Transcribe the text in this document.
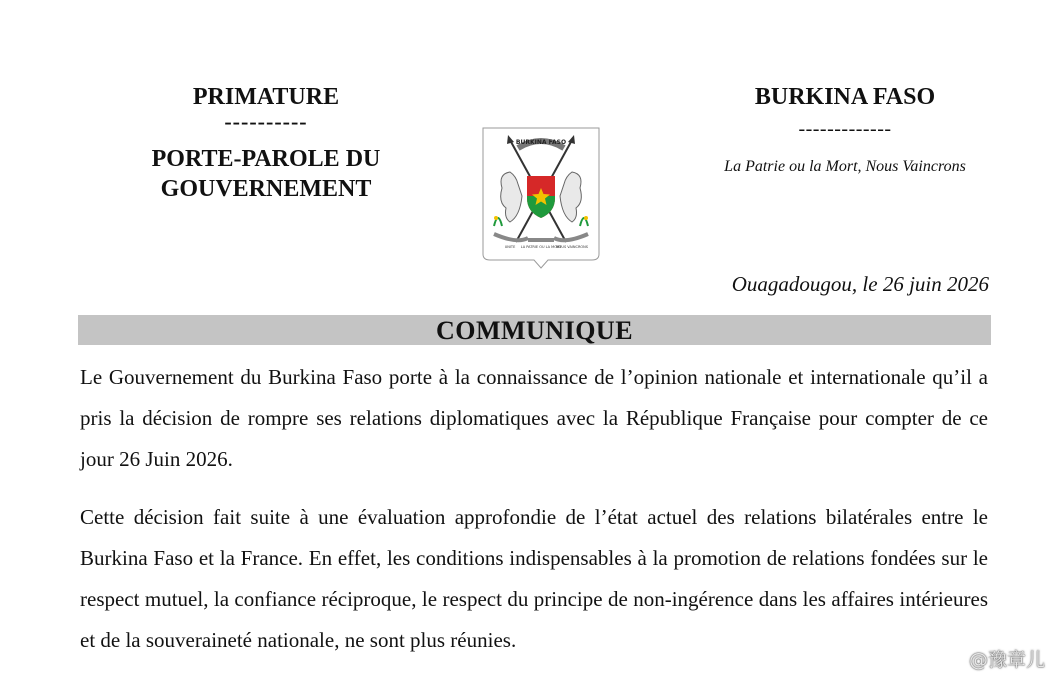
PRIMATURE
----------
PORTE-PAROLE DU
GOUVERNEMENT
BURKINA FASO
-------------
La Patrie ou la Mort, Nous Vaincrons
BURKINA FASO
UNITE LA PATRIE OU LA MORT
NOUS VAINCRONS
Ouagadougou, le 26 juin 2026
COMMUNIQUE
Le Gouvernement du Burkina Faso porte à la connaissance de l’opinion nationale et internationale qu’il a pris la décision de rompre ses relations diplomatiques avec la République Française pour compter de ce jour 26 Juin 2026.
Cette décision fait suite à une évaluation approfondie de l’état actuel des relations bilatérales entre le Burkina Faso et la France. En effet, les conditions indispensables à la promotion de relations fondées sur le respect mutuel, la confiance réciproque, le respect du principe de non-ingérence dans les affaires intérieures et de la souveraineté nationale, ne sont plus réunies.
@豫章儿
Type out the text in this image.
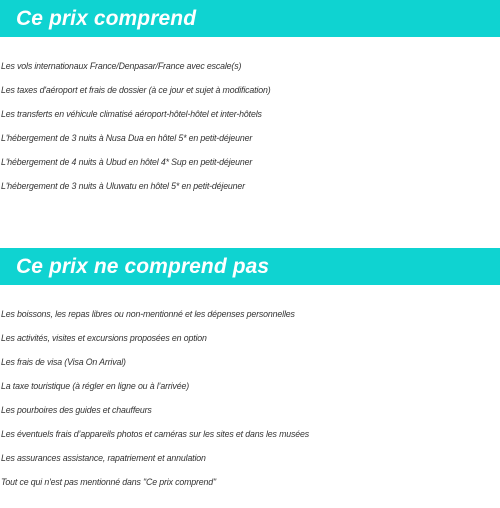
Ce prix comprend
Les vols internationaux France/Denpasar/France avec escale(s)
Les taxes d'aéroport et frais de dossier (à ce jour et sujet à modification)
Les transferts en véhicule climatisé aéroport-hôtel-hôtel et inter-hôtels
L'hébergement de 3 nuits à Nusa Dua en hôtel 5* en petit-déjeuner
L'hébergement de 4 nuits à Ubud en hôtel 4* Sup en petit-déjeuner
L'hébergement de 3 nuits à Uluwatu en hôtel 5* en petit-déjeuner
Ce prix ne comprend pas
Les boissons, les repas libres ou non-mentionné et les dépenses personnelles
Les activités, visites et excursions proposées en option
Les frais de visa (Visa On Arrival)
La taxe touristique (à régler en ligne ou à l’arrivée)
Les pourboires des guides et chauffeurs
Les éventuels frais d’appareils photos et caméras sur les sites et dans les musées
Les assurances assistance, rapatriement et annulation
Tout ce qui n'est pas mentionné dans "Ce prix comprend"
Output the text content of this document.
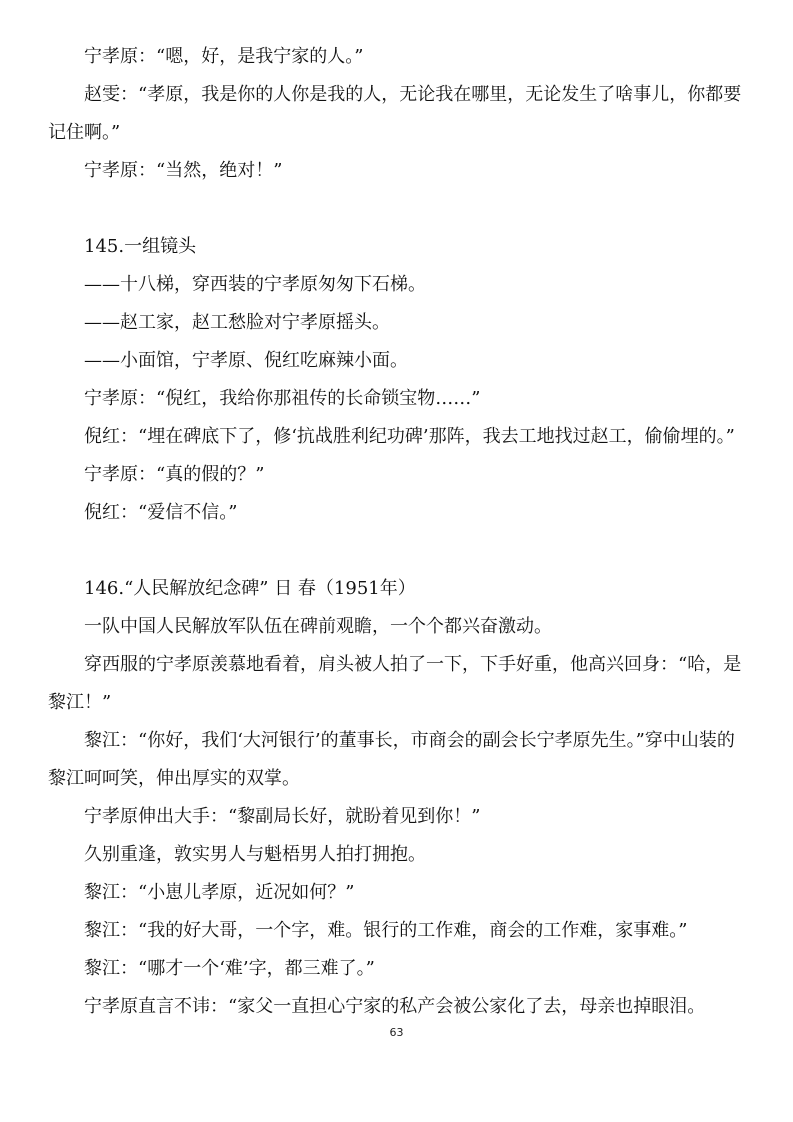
宁孝原：“嗯，好，是我宁家的人。”

赵雯：“孝原，我是你的人你是我的人，无论我在哪里，无论发生了啥事儿，你都要记住啊。”

宁孝原：“当然，绝对！”

145.一组镜头

——十八梯，穿西装的宁孝原匆匆下石梯。

——赵工家，赵工愁脸对宁孝原摇头。

——小面馆，宁孝原、倪红吃麻辣小面。

宁孝原：“倪红，我给你那祖传的长命锁宝物……”

倪红：“埋在碑底下了，修‘抗战胜利纪功碑’那阵，我去工地找过赵工，偷偷埋的。”

宁孝原：“真的假的？”

倪红：“爱信不信。”

146.“人民解放纪念碑” 日 春（1951年）

一队中国人民解放军队伍在碑前观瞻，一个个都兴奋激动。

穿西服的宁孝原羡慕地看着，肩头被人拍了一下，下手好重，他高兴回身：“哈，是黎江！”

黎江：“你好，我们‘大河银行’的董事长，市商会的副会长宁孝原先生。”穿中山装的黎江呵呵笑，伸出厚实的双掌。

宁孝原伸出大手：“黎副局长好，就盼着见到你！”

久别重逢，敦实男人与魁梧男人拍打拥抱。

黎江：“小崽儿孝原，近况如何？”

黎江：“我的好大哥，一个字，难。银行的工作难，商会的工作难，家事难。”

黎江：“哪才一个‘难’字，都三难了。”

宁孝原直言不讳：“家父一直担心宁家的私产会被公家化了去，母亲也掉眼泪。

63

EXERCISE INSTRUCTIONS =>
Count the lines of the material that include the word "mentionné", then report only the total.

EXERCISE SOLUTION =>
2